##### Data section
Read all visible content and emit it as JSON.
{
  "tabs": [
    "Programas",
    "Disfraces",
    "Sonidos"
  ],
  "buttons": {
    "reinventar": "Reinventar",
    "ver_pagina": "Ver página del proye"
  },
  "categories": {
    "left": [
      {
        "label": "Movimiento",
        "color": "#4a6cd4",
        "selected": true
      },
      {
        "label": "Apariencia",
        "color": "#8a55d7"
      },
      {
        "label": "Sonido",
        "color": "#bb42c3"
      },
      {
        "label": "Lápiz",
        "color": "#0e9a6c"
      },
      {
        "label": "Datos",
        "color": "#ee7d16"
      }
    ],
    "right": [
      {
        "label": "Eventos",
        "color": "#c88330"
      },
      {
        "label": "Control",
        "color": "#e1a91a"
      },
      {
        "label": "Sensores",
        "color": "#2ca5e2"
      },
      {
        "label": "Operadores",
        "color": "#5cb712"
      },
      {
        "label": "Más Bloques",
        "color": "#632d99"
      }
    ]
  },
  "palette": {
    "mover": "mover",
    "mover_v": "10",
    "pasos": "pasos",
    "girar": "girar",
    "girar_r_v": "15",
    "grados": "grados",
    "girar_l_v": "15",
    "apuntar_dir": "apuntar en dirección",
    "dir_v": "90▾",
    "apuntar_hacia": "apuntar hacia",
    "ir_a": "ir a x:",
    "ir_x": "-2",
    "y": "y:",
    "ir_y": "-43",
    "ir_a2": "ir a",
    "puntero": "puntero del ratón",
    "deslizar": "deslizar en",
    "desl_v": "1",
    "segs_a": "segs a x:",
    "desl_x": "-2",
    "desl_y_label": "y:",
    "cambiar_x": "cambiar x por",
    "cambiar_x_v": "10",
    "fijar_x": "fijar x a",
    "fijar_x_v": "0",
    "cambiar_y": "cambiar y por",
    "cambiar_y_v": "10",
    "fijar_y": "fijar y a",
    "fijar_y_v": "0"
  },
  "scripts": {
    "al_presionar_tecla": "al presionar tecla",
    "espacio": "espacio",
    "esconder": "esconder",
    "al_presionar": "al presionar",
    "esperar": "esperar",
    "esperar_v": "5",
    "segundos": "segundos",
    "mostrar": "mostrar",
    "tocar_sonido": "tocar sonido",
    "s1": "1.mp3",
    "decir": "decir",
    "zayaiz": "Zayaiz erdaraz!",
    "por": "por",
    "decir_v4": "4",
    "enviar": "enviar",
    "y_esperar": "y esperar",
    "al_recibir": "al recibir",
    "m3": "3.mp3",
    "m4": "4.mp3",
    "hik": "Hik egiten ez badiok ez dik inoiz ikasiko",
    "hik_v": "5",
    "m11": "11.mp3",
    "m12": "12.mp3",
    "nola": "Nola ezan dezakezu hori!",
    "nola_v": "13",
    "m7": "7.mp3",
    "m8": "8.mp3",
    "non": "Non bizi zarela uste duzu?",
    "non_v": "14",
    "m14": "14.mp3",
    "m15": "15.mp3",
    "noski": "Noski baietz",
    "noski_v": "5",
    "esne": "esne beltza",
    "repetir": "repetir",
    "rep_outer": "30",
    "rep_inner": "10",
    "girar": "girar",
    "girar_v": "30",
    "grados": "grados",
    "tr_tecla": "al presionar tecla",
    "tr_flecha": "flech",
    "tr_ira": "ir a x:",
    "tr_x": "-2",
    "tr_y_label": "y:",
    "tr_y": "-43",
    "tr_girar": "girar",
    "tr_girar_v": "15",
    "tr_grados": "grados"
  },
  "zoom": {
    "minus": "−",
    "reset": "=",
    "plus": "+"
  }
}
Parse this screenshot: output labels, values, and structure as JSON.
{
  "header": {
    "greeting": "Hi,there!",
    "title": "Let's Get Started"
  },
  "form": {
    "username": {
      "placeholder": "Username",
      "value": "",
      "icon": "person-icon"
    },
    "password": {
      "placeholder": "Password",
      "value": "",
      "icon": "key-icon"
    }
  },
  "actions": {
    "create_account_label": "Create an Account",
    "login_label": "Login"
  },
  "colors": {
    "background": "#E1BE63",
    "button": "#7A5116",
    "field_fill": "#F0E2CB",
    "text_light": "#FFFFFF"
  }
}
##########
Tally up the lines holding the string "JSON" in this listing, and report the total alone.

2